↓↓↓
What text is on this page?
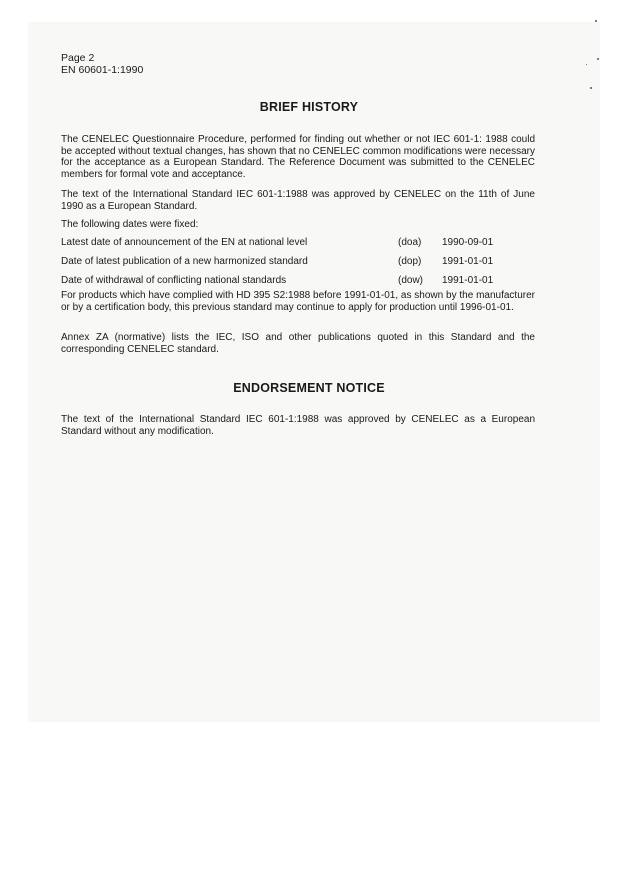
Page 2
EN 60601-1:1990
BRIEF HISTORY
The CENELEC Questionnaire Procedure, performed for finding out whether or not IEC 601-1: 1988 could be accepted without textual changes, has shown that no CENELEC common modifications were necessary for the acceptance as a European Standard. The Reference Document was submitted to the CENELEC members for formal vote and acceptance.
The text of the International Standard IEC 601-1:1988 was approved by CENELEC on the 11th of June 1990 as a European Standard.
The following dates were fixed:
Latest date of announcement of the EN at national level	(doa)	1990-09-01
Date of latest publication of a new harmonized standard	(dop)	1991-01-01
Date of withdrawal of conflicting national standards	(dow)	1991-01-01
For products which have complied with HD 395 S2:1988 before 1991-01-01, as shown by the manufacturer or by a certification body, this previous standard may continue to apply for production until 1996-01-01.
Annex ZA (normative) lists the IEC, ISO and other publications quoted in this Standard and the corresponding CENELEC standard.
ENDORSEMENT NOTICE
The text of the International Standard IEC 601-1:1988 was approved by CENELEC as a European Standard without any modification.
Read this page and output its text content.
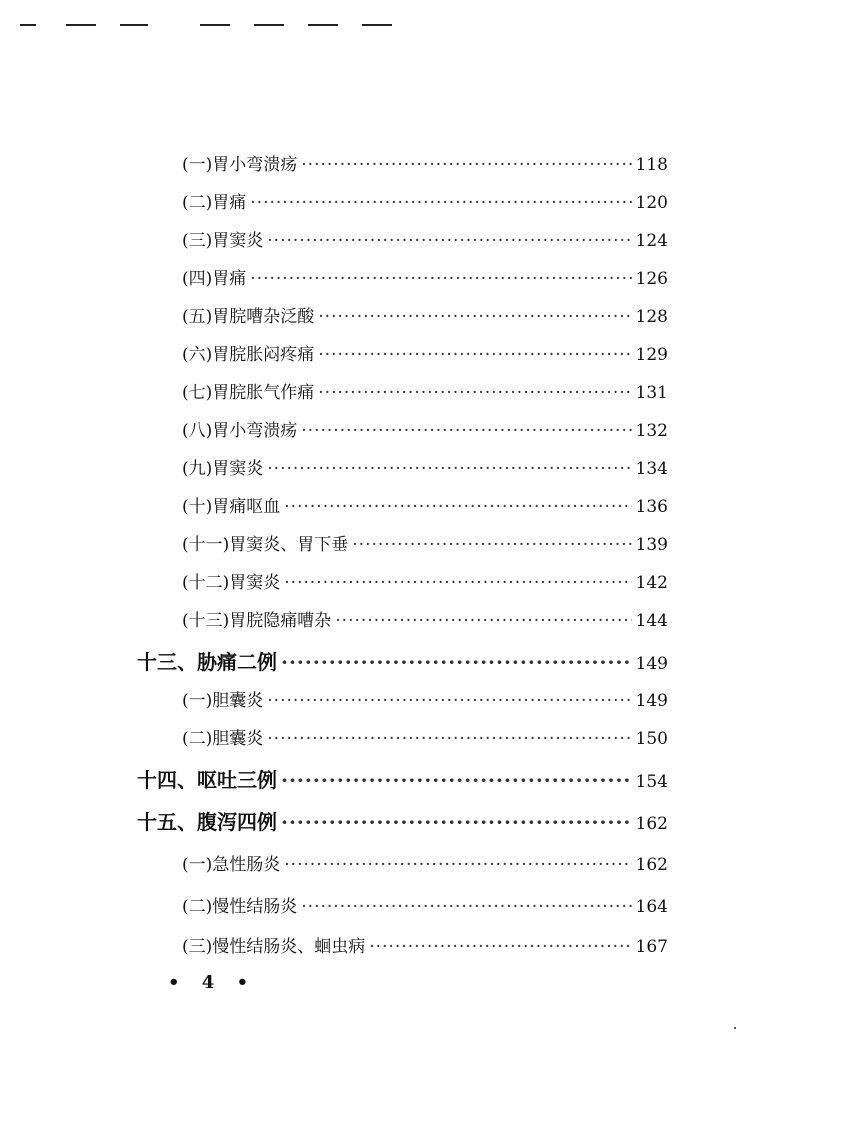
(一)胃小弯溃疡 ·····	118
(二)胃痛 ·····	120
(三)胃窦炎 ·····	124
(四)胃痛 ·····	126
(五)胃脘嘈杂泛酸 ·····	128
(六)胃脘胀闷疼痛 ·····	129
(七)胃脘胀气作痛 ·····	131
(八)胃小弯溃疡 ·····	132
(九)胃窦炎 ·····	134
(十)胃痛呕血 ·····	136
(十一)胃窦炎、胃下垂 ·····	139
(十二)胃窦炎 ·····	142
(十三)胃脘隐痛嘈杂 ·····	144
十三、胁痛二例 ·····	149
(一)胆囊炎 ·····	149
(二)胆囊炎 ·····	150
十四、呕吐三例 ·····	154
十五、腹泻四例 ·····	162
(一)急性肠炎 ·····	162
(二)慢性结肠炎 ·····	164
(三)慢性结肠炎、蛔虫病 ·····	167
• 4 •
↑↑↑
Short task: Give every line above again exactly, with no pictures.

Result of the task:
What text is on this page?
Page 2
EN 60601-1:1990
BRIEF HISTORY
The CENELEC Questionnaire Procedure, performed for finding out whether or not IEC 601-1: 1988 could be accepted without textual changes, has shown that no CENELEC common modifications were necessary for the acceptance as a European Standard. The Reference Document was submitted to the CENELEC members for formal vote and acceptance.
The text of the International Standard IEC 601-1:1988 was approved by CENELEC on the 11th of June 1990 as a European Standard.
The following dates were fixed:
Latest date of announcement of the EN at national level	(doa)	1990-09-01
Date of latest publication of a new harmonized standard	(dop)	1991-01-01
Date of withdrawal of conflicting national standards	(dow)	1991-01-01
For products which have complied with HD 395 S2:1988 before 1991-01-01, as shown by the manufacturer or by a certification body, this previous standard may continue to apply for production until 1996-01-01.
Annex ZA (normative) lists the IEC, ISO and other publications quoted in this Standard and the corresponding CENELEC standard.
ENDORSEMENT NOTICE
The text of the International Standard IEC 601-1:1988 was approved by CENELEC as a European Standard without any modification.
Read this page and output its text content.
(一)胃小弯溃疡 ·····	118
(二)胃痛 ·····	120
(三)胃窦炎 ·····	124
(四)胃痛 ·····	126
(五)胃脘嘈杂泛酸 ·····	128
(六)胃脘胀闷疼痛 ·····	129
(七)胃脘胀气作痛 ·····	131
(八)胃小弯溃疡 ·····	132
(九)胃窦炎 ·····	134
(十)胃痛呕血 ·····	136
(十一)胃窦炎、胃下垂 ·····	139
(十二)胃窦炎 ·····	142
(十三)胃脘隐痛嘈杂 ·····	144
十三、胁痛二例 ·····	149
(一)胆囊炎 ·····	149
(二)胆囊炎 ·····	150
十四、呕吐三例 ·····	154
十五、腹泻四例 ·····	162
(一)急性肠炎 ·····	162
(二)慢性结肠炎 ·····	164
(三)慢性结肠炎、蛔虫病 ·····	167
• 4 •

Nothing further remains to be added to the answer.